■ What you have to do:
Each line of the material below that holds the word "icon" needs to be copied.
======== Entries
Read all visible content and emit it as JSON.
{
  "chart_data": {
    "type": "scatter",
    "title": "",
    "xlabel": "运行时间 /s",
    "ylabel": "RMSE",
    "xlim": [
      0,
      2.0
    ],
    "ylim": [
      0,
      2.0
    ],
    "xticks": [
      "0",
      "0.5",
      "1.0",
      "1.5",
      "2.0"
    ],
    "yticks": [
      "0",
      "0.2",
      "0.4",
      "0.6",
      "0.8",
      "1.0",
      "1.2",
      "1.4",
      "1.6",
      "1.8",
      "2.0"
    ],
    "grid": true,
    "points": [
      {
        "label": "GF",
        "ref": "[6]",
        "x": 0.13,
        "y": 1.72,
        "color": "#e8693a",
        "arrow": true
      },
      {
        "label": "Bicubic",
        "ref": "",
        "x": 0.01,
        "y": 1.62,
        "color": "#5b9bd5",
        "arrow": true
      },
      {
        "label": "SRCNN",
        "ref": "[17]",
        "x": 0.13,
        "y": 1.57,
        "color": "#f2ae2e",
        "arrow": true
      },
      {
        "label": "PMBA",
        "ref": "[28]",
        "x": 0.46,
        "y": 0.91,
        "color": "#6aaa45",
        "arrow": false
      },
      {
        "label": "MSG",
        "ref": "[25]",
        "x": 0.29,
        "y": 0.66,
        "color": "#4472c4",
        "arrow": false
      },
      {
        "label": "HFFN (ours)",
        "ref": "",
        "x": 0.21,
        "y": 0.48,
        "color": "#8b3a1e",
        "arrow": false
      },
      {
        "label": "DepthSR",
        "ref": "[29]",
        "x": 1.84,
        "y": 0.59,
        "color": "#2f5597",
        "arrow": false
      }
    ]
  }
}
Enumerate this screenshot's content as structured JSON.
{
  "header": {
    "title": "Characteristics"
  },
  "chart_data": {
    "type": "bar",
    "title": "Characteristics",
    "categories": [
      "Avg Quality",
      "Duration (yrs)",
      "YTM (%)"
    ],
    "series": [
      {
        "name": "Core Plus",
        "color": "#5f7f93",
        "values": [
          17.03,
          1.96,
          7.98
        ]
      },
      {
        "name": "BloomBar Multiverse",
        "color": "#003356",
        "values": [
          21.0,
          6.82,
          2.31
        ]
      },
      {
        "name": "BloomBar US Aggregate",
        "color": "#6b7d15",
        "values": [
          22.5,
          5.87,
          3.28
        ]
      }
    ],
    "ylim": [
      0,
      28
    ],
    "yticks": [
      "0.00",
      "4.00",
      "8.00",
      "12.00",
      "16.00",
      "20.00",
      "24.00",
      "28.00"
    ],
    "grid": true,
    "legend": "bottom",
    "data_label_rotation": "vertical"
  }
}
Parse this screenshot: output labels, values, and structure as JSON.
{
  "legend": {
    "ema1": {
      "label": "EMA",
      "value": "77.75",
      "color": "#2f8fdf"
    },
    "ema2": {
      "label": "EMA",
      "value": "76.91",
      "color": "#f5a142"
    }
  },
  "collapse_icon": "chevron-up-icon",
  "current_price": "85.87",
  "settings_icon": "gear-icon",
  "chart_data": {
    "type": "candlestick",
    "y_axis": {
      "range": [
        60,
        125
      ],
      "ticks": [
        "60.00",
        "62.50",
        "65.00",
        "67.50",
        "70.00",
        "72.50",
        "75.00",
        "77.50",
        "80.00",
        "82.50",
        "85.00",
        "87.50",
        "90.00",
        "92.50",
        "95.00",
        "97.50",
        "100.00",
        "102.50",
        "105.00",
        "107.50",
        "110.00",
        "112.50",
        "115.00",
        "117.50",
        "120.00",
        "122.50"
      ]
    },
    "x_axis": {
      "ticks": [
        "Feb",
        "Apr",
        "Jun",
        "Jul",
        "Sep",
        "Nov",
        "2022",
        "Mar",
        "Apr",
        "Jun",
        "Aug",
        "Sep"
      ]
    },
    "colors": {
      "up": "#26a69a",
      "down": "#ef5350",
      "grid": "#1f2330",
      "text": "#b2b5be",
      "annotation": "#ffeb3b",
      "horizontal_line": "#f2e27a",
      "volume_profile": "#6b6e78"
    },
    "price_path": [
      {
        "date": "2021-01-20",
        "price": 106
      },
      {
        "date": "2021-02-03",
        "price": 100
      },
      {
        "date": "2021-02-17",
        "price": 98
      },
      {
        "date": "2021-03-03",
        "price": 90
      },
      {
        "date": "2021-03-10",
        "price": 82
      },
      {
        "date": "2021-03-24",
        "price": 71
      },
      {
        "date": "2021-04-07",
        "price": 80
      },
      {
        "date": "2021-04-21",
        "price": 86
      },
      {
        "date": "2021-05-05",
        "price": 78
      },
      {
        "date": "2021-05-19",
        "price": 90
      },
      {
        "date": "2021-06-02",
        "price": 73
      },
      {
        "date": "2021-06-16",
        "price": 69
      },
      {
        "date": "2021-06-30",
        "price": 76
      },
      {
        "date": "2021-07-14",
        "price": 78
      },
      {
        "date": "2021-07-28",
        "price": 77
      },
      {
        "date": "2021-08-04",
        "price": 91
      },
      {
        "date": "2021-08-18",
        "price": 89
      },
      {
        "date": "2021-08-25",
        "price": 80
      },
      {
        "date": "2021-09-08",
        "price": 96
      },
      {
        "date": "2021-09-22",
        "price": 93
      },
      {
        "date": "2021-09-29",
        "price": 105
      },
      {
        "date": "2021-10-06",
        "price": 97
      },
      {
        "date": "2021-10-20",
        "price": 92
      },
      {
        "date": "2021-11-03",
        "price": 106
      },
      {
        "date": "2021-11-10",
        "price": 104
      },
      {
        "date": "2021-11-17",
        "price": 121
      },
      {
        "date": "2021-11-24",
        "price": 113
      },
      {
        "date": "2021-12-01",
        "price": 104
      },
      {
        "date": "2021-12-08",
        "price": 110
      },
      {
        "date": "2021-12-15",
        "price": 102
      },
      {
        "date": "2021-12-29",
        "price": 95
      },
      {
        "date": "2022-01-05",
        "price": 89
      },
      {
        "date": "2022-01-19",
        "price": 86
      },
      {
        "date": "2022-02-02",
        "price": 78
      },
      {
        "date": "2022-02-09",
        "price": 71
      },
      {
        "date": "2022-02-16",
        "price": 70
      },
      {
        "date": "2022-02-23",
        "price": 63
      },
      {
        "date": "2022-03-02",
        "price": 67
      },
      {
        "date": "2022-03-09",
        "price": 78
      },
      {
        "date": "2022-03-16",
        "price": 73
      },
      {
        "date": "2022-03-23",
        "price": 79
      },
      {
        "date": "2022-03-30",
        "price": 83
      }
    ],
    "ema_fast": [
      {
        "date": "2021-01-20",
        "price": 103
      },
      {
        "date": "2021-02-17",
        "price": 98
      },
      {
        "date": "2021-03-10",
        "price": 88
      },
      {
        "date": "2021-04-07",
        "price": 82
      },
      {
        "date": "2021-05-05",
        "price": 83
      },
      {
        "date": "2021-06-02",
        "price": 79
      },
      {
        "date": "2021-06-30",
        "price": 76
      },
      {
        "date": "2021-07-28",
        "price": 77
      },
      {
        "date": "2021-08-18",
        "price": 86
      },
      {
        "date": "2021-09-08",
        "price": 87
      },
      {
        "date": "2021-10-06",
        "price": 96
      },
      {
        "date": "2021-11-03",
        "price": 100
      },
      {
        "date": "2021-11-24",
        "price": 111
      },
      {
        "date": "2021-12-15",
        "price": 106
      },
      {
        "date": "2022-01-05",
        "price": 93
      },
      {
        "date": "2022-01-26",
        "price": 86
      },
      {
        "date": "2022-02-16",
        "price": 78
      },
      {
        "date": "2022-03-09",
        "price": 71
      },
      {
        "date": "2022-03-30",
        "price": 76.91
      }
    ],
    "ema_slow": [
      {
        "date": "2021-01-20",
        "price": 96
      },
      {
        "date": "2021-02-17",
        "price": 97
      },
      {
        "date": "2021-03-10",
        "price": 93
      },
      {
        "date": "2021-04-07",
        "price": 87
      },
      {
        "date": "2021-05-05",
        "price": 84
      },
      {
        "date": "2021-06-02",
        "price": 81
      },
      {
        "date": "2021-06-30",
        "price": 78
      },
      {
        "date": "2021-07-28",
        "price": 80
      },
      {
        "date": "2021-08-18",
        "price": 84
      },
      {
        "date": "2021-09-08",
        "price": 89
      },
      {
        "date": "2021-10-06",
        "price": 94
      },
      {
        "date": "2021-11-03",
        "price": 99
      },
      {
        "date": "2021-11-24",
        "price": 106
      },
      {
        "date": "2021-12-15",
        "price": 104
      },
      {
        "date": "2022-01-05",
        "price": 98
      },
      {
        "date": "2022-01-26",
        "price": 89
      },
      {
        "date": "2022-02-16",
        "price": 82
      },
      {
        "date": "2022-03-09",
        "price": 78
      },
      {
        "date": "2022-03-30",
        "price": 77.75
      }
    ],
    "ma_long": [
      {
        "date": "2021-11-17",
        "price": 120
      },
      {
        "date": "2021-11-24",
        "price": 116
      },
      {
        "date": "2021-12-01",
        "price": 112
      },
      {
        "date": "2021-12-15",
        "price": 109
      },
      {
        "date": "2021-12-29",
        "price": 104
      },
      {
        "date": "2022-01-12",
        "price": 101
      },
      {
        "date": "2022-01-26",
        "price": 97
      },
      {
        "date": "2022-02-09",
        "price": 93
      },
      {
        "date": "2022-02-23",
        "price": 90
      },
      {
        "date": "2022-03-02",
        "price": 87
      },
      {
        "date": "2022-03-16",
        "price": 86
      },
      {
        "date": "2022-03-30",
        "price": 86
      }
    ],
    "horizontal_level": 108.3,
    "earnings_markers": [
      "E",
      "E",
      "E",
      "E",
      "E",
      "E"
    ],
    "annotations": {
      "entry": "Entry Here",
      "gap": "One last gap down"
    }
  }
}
================
■ Result:
  "collapse_icon": "chevron-up-icon",
  "settings_icon": "gear-icon",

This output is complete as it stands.